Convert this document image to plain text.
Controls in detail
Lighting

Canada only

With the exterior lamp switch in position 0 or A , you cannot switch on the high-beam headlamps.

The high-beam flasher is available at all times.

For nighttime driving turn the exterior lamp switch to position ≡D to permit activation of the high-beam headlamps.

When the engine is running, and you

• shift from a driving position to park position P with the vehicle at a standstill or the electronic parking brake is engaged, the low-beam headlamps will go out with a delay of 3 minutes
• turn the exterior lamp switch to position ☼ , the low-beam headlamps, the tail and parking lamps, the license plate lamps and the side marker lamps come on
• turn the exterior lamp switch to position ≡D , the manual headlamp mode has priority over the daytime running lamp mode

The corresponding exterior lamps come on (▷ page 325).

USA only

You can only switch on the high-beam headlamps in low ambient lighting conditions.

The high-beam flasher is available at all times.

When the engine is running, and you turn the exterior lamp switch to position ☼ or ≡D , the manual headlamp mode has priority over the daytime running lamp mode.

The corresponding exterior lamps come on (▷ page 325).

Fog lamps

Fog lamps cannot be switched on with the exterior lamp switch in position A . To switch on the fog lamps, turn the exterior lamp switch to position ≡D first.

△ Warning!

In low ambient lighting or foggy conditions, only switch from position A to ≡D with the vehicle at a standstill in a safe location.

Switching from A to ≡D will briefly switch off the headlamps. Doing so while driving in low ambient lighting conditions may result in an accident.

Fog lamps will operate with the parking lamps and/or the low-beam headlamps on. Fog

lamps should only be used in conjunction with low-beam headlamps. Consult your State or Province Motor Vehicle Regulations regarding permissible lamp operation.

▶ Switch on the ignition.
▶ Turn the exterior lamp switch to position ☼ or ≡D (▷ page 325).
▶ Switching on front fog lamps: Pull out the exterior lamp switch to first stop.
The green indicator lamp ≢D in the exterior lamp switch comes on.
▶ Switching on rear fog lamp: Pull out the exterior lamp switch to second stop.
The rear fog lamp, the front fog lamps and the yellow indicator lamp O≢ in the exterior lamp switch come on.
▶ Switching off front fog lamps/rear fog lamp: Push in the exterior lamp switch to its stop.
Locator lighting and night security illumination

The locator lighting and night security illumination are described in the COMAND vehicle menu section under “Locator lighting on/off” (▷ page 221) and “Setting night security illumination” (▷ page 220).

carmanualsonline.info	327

+---+

TASK STATEMENT - Quote all of the entries verbatim.

FINAL ANSWER -
Convert this document image to plain text.
Controls in detail
Lighting

Canada only

With the exterior lamp switch in position 0 or A , you cannot switch on the high-beam headlamps.

The high-beam flasher is available at all times.

For nighttime driving turn the exterior lamp switch to position ≡D to permit activation of the high-beam headlamps.

When the engine is running, and you

• shift from a driving position to park position P with the vehicle at a standstill or the electronic parking brake is engaged, the low-beam headlamps will go out with a delay of 3 minutes
• turn the exterior lamp switch to position ☼ , the low-beam headlamps, the tail and parking lamps, the license plate lamps and the side marker lamps come on
• turn the exterior lamp switch to position ≡D , the manual headlamp mode has priority over the daytime running lamp mode

The corresponding exterior lamps come on (▷ page 325).

USA only

You can only switch on the high-beam headlamps in low ambient lighting conditions.

The high-beam flasher is available at all times.

When the engine is running, and you turn the exterior lamp switch to position ☼ or ≡D , the manual headlamp mode has priority over the daytime running lamp mode.

The corresponding exterior lamps come on (▷ page 325).

Fog lamps

Fog lamps cannot be switched on with the exterior lamp switch in position A . To switch on the fog lamps, turn the exterior lamp switch to position ≡D first.

△ Warning!

In low ambient lighting or foggy conditions, only switch from position A to ≡D with the vehicle at a standstill in a safe location.

Switching from A to ≡D will briefly switch off the headlamps. Doing so while driving in low ambient lighting conditions may result in an accident.

Fog lamps will operate with the parking lamps and/or the low-beam headlamps on. Fog

lamps should only be used in conjunction with low-beam headlamps. Consult your State or Province Motor Vehicle Regulations regarding permissible lamp operation.

▶ Switch on the ignition.
▶ Turn the exterior lamp switch to position ☼ or ≡D (▷ page 325).
▶ Switching on front fog lamps: Pull out the exterior lamp switch to first stop.
The green indicator lamp ≢D in the exterior lamp switch comes on.
▶ Switching on rear fog lamp: Pull out the exterior lamp switch to second stop.
The rear fog lamp, the front fog lamps and the yellow indicator lamp O≢ in the exterior lamp switch come on.
▶ Switching off front fog lamps/rear fog lamp: Push in the exterior lamp switch to its stop.
Locator lighting and night security illumination

The locator lighting and night security illumination are described in the COMAND vehicle menu section under “Locator lighting on/off” (▷ page 221) and “Setting night security illumination” (▷ page 220).

carmanualsonline.info	327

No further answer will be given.